__TO BE DONE__: Sort through the data and copy the lines holding the word "النظام".

__RECORDS FOR THIS EXERCISE__:
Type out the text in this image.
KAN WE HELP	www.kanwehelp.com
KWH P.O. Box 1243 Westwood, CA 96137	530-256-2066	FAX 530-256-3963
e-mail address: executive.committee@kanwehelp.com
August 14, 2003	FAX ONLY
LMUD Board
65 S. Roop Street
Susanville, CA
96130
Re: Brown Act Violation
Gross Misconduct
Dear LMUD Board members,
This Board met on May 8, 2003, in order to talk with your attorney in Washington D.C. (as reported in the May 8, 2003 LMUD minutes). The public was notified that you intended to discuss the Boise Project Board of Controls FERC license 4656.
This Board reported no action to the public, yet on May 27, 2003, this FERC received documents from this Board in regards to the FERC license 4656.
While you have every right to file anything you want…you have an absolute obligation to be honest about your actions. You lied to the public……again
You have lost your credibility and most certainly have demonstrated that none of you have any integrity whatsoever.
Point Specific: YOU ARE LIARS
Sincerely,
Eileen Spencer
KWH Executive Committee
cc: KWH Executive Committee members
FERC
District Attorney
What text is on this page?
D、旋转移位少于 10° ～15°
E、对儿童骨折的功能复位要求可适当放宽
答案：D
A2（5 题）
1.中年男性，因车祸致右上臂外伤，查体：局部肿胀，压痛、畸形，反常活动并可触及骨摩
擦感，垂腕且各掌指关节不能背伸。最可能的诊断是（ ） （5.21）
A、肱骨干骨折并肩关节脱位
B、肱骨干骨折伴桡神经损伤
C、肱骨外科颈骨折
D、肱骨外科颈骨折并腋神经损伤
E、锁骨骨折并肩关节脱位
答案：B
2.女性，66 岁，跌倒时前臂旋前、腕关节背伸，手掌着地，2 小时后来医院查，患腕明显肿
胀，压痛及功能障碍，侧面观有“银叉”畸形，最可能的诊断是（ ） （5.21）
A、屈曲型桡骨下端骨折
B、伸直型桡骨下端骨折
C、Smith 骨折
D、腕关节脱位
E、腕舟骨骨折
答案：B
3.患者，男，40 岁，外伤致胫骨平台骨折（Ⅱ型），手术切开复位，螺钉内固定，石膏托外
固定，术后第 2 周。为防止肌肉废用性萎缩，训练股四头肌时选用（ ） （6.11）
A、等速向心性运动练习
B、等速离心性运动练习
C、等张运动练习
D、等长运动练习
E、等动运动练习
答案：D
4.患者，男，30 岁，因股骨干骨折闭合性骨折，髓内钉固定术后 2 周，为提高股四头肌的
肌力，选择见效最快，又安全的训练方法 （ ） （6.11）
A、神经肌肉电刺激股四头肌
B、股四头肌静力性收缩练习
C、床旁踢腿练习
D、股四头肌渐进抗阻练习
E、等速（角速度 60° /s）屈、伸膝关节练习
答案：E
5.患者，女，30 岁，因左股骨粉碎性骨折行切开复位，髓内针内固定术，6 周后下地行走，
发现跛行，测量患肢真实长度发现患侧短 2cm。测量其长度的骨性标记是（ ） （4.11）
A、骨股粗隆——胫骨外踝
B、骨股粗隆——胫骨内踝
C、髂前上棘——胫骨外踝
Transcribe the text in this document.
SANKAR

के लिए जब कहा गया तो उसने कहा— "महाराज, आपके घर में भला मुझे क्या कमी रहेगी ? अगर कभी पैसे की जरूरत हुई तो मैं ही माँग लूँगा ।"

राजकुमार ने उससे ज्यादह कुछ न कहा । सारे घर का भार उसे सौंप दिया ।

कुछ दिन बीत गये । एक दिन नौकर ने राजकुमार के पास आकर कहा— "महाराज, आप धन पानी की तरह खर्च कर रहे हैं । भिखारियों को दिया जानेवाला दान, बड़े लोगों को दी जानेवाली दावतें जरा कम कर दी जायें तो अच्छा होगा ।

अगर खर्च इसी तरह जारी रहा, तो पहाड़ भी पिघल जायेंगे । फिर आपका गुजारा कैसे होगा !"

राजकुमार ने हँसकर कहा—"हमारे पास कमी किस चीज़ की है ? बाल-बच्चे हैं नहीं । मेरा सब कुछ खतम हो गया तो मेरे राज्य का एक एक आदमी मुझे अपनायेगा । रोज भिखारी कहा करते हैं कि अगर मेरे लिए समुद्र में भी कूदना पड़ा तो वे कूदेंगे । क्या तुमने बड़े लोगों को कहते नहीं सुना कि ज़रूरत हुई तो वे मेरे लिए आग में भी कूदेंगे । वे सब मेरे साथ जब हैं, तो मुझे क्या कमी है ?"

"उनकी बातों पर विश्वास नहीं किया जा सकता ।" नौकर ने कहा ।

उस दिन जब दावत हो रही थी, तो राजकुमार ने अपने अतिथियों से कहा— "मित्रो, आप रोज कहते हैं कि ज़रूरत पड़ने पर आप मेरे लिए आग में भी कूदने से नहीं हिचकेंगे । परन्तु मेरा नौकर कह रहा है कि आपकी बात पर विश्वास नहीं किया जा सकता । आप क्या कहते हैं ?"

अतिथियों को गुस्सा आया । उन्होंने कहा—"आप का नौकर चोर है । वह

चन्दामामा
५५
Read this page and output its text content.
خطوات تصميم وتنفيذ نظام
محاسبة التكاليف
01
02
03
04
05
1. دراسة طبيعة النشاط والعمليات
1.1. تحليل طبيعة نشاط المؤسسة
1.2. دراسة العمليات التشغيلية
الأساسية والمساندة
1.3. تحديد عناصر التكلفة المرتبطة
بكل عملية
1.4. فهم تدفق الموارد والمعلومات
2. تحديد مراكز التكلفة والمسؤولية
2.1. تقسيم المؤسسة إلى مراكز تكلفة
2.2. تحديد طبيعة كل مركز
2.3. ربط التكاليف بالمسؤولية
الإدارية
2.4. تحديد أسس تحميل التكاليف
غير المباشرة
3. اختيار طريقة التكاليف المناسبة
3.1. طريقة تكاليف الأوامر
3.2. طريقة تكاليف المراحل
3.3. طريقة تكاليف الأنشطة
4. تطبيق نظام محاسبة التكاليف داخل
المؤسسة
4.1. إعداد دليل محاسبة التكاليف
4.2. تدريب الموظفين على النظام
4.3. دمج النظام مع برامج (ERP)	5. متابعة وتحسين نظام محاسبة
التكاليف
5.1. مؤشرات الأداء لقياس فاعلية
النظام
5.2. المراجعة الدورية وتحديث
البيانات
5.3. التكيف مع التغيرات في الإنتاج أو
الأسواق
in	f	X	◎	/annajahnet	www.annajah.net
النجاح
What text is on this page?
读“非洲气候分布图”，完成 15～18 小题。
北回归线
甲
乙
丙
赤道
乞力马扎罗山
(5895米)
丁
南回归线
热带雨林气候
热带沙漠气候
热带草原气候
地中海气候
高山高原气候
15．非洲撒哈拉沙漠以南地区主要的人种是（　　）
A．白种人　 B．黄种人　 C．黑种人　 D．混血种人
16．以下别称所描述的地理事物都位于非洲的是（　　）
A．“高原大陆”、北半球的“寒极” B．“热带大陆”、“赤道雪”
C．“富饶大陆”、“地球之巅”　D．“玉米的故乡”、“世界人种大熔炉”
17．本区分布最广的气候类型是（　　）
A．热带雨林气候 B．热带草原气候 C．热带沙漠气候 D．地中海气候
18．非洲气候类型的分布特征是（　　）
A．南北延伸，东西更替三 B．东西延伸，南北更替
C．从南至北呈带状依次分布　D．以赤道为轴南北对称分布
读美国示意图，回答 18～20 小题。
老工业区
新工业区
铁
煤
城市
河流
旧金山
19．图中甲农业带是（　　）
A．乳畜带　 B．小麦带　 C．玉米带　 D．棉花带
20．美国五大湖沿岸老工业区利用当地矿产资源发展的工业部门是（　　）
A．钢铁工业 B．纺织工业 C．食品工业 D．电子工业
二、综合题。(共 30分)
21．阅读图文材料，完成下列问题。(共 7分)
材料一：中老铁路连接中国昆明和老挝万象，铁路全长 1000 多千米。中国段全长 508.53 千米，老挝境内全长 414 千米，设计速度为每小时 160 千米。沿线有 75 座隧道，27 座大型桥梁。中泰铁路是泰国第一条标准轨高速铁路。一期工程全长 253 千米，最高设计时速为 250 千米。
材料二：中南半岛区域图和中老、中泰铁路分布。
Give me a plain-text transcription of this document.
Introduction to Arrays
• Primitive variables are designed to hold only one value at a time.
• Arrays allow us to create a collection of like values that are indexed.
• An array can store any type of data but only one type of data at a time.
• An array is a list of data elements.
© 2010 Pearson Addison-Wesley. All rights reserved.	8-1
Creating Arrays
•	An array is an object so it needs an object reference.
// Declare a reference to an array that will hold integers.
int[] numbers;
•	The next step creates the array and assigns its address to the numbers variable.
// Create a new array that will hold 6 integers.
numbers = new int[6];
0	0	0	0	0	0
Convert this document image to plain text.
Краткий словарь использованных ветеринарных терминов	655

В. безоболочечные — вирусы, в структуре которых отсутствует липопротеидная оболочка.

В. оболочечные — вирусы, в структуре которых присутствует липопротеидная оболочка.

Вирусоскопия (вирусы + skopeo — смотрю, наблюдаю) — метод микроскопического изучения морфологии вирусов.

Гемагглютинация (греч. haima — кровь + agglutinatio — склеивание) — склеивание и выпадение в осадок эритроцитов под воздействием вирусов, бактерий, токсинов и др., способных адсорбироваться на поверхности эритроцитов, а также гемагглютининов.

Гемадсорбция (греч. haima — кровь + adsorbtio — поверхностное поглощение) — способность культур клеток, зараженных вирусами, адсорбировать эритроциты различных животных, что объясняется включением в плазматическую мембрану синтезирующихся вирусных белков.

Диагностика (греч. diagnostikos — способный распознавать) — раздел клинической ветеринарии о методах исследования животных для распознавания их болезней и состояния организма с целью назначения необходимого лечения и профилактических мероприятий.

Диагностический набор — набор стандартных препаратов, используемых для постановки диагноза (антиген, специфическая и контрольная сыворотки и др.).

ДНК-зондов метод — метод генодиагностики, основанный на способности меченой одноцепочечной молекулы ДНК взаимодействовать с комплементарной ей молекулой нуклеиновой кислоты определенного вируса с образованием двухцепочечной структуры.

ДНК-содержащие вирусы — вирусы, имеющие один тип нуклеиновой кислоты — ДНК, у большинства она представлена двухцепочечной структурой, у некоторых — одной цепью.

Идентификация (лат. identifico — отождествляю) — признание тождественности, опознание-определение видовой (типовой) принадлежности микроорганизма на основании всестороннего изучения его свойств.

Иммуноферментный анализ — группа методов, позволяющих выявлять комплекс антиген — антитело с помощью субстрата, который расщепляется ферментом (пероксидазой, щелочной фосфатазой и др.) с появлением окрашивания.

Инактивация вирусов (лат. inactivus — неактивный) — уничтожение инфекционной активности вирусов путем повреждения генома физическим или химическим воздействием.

__TASK RESULT__:
4.2. تدريب الموظفين على النظام
4.3. دمج النظام مع برامج (ERP)	5. متابعة وتحسين نظام محاسبة
النظام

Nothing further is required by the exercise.